▶ WHAT IS EXPECTED
Find the word "name" in the listing; pull out each line holding it.

▶ RECORDS SUPPLIED
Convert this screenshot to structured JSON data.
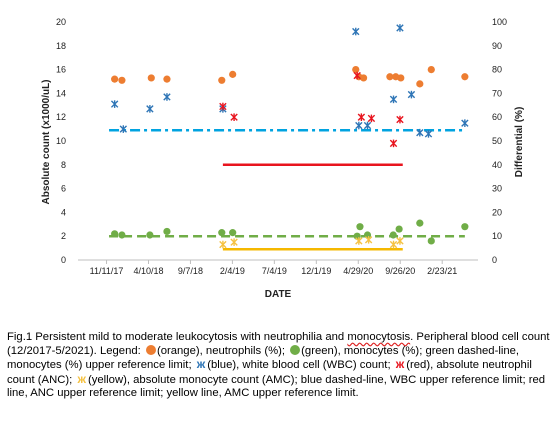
{
  "chart_data": {
    "type": "scatter",
    "title": "",
    "xlabel": "DATE",
    "ylabel_left": "Absolute count (x1000/uL)",
    "ylabel_right": "Differential (%)",
    "xlim": [
      "2017-08-01",
      "2021-07-01"
    ],
    "x_ticks": [
      "11/11/17",
      "4/10/18",
      "9/7/18",
      "2/4/19",
      "7/4/19",
      "12/1/19",
      "4/29/20",
      "9/26/20",
      "2/23/21"
    ],
    "x_tick_dates": [
      "2017-11-11",
      "2018-04-10",
      "2018-09-07",
      "2019-02-04",
      "2019-07-04",
      "2019-12-01",
      "2020-04-29",
      "2020-09-26",
      "2021-02-23"
    ],
    "ylim_left": [
      0,
      20
    ],
    "y_ticks_left": [
      0,
      2,
      4,
      6,
      8,
      10,
      12,
      14,
      16,
      18,
      20
    ],
    "ylim_right": [
      0,
      100
    ],
    "y_ticks_right": [
      0,
      10,
      20,
      30,
      40,
      50,
      60,
      70,
      80,
      90,
      100
    ],
    "grid": false,
    "legend": "none",
    "series": [
      {
        "name": "neutrophils (%)",
        "axis": "right",
        "marker": "circle",
        "color": "#ed7d31",
        "x": [
          "2017-12-10",
          "2018-01-05",
          "2018-04-20",
          "2018-06-15",
          "2018-12-28",
          "2019-02-05",
          "2020-04-20",
          "2020-05-01",
          "2020-05-18",
          "2020-08-20",
          "2020-09-10",
          "2020-09-28",
          "2020-12-05",
          "2021-01-15",
          "2021-05-15"
        ],
        "y": [
          76,
          75.5,
          76.5,
          76,
          75.5,
          78,
          80,
          77,
          76.5,
          77,
          77,
          76.5,
          74,
          80,
          77
        ]
      },
      {
        "name": "monocytes (%)",
        "axis": "right",
        "marker": "circle",
        "color": "#70ad47",
        "x": [
          "2017-12-10",
          "2018-01-05",
          "2018-04-15",
          "2018-06-15",
          "2018-12-28",
          "2019-02-05",
          "2020-04-25",
          "2020-05-05",
          "2020-06-01",
          "2020-09-01",
          "2020-09-22",
          "2020-12-05",
          "2021-01-15",
          "2021-05-15"
        ],
        "y": [
          11,
          10.5,
          10.5,
          12,
          11.5,
          11.5,
          10,
          14,
          10.5,
          10.5,
          13,
          15.5,
          8,
          14
        ]
      },
      {
        "name": "white blood cell (WBC) count",
        "axis": "left",
        "marker": "asterisk",
        "color": "#2e75b6",
        "x": [
          "2017-12-10",
          "2018-01-10",
          "2018-04-15",
          "2018-06-15",
          "2019-01-01",
          "2020-04-20",
          "2020-05-01",
          "2020-06-01",
          "2020-09-02",
          "2020-09-25",
          "2020-11-05",
          "2020-12-05",
          "2021-01-05",
          "2021-05-15"
        ],
        "y": [
          13.1,
          11.0,
          12.7,
          13.7,
          12.7,
          19.2,
          11.3,
          11.3,
          13.5,
          19.5,
          13.9,
          10.7,
          10.6,
          11.5
        ]
      },
      {
        "name": "absolute neutrophil count (ANC)",
        "axis": "left",
        "marker": "asterisk",
        "color": "#e8141e",
        "x": [
          "2019-01-01",
          "2019-02-10",
          "2020-04-25",
          "2020-05-10",
          "2020-06-15",
          "2020-09-02",
          "2020-09-25"
        ],
        "y": [
          12.9,
          12.0,
          15.5,
          12.0,
          11.9,
          9.8,
          11.8
        ]
      },
      {
        "name": "absolute monocyte count (AMC)",
        "axis": "left",
        "marker": "asterisk",
        "color": "#f5c242",
        "x": [
          "2019-01-01",
          "2019-02-10",
          "2020-05-01",
          "2020-06-05",
          "2020-09-02",
          "2020-09-25"
        ],
        "y": [
          1.3,
          1.5,
          1.6,
          1.7,
          1.3,
          1.6
        ]
      }
    ],
    "reference_lines": [
      {
        "name": "monocytes (%) upper reference limit",
        "color": "#70ad47",
        "style": "dashed",
        "axis": "right",
        "value": 10,
        "x": [
          "2017-11-20",
          "2021-05-15"
        ]
      },
      {
        "name": "WBC upper reference limit",
        "color": "#00a3e0",
        "style": "dashdot",
        "axis": "left",
        "value": 10.9,
        "x": [
          "2017-11-20",
          "2021-05-15"
        ]
      },
      {
        "name": "ANC upper reference limit",
        "color": "#e8141e",
        "style": "solid",
        "axis": "left",
        "value": 8.0,
        "x": [
          "2019-01-01",
          "2020-10-05"
        ]
      },
      {
        "name": "AMC upper reference limit",
        "color": "#f5b800",
        "style": "solid",
        "axis": "left",
        "value": 0.9,
        "x": [
          "2019-01-01",
          "2020-10-05"
        ]
      }
    ]
  },
  "caption": {
    "p1": "Fig.1 Persistent mild to moderate leukocytosis with neutrophilia and ",
    "p1_wavy": "monocytosis",
    "p2": ". Peripheral blood cell count (12/2017-5/2021). Legend: ",
    "p3": "(orange), neutrophils (%); ",
    "p4": "(green), monocytes (%); green dashed-line, monocytes (%) upper reference limit; ",
    "glyph_blue": "ж",
    "p5": "(blue), white blood cell (WBC) count; ",
    "glyph_red": "ж",
    "p6": "(red), absolute neutrophil count (ANC); ",
    "glyph_yellow": "ж",
    "p7": "(yellow), absolute monocyte count (AMC); blue dashed-line, WBC upper reference limit; red line, ANC upper reference limit; yellow line, AMC upper reference limit.",
    "orange_color": "#ed7d31",
    "green_color": "#70ad47",
    "blue_color": "#2e75b6",
    "red_color": "#e8141e",
    "yellow_color": "#f5c242"
  }
}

▶ TASK RESPONSE
        "name": "neutrophils (%)",
        "name": "monocytes (%)",
        "name": "white blood cell (WBC) count",
        "name": "absolute neutrophil count (ANC)",
        "name": "absolute monocyte count (AMC)",
        "name": "monocytes (%) upper reference limit",
        "name": "WBC upper reference limit",
        "name": "ANC upper reference limit",
        "name": "AMC upper reference limit",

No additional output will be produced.